Reproduce the following material exactly, including every line.

(Data records)
--------------------------------

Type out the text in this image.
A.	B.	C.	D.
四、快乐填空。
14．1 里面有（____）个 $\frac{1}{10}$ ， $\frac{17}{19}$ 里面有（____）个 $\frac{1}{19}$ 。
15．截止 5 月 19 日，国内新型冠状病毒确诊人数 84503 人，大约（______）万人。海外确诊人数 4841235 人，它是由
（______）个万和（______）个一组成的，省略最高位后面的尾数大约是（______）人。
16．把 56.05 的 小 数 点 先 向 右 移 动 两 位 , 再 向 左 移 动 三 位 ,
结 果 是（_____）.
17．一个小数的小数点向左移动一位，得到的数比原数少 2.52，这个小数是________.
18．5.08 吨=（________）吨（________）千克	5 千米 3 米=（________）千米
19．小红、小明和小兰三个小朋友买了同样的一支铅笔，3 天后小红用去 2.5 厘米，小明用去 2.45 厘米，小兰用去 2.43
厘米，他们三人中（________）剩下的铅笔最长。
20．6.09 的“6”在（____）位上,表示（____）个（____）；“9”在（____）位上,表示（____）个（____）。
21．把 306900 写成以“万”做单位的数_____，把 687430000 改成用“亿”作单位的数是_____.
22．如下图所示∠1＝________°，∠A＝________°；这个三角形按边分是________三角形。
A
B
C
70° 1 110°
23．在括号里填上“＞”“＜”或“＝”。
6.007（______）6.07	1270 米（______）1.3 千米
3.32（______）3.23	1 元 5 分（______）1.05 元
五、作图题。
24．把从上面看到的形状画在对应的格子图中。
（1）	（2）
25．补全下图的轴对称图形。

--------------------------------

Solution for this problem
Type out the text in this image.
A.	B.	C.	D.
四、快乐填空。
14．1 里面有（____）个 $\frac{1}{10}$ ， $\frac{17}{19}$ 里面有（____）个 $\frac{1}{19}$ 。
15．截止 5 月 19 日，国内新型冠状病毒确诊人数 84503 人，大约（______）万人。海外确诊人数 4841235 人，它是由
（______）个万和（______）个一组成的，省略最高位后面的尾数大约是（______）人。
16．把 56.05 的 小 数 点 先 向 右 移 动 两 位 , 再 向 左 移 动 三 位 ,
结 果 是（_____）.
17．一个小数的小数点向左移动一位，得到的数比原数少 2.52，这个小数是________.
18．5.08 吨=（________）吨（________）千克	5 千米 3 米=（________）千米
19．小红、小明和小兰三个小朋友买了同样的一支铅笔，3 天后小红用去 2.5 厘米，小明用去 2.45 厘米，小兰用去 2.43
厘米，他们三人中（________）剩下的铅笔最长。
20．6.09 的“6”在（____）位上,表示（____）个（____）；“9”在（____）位上,表示（____）个（____）。
21．把 306900 写成以“万”做单位的数_____，把 687430000 改成用“亿”作单位的数是_____.
22．如下图所示∠1＝________°，∠A＝________°；这个三角形按边分是________三角形。
A
B
C
70° 1 110°
23．在括号里填上“＞”“＜”或“＝”。
6.007（______）6.07	1270 米（______）1.3 千米
3.32（______）3.23	1 元 5 分（______）1.05 元
五、作图题。
24．把从上面看到的形状画在对应的格子图中。
（1）	（2）
25．补全下图的轴对称图形。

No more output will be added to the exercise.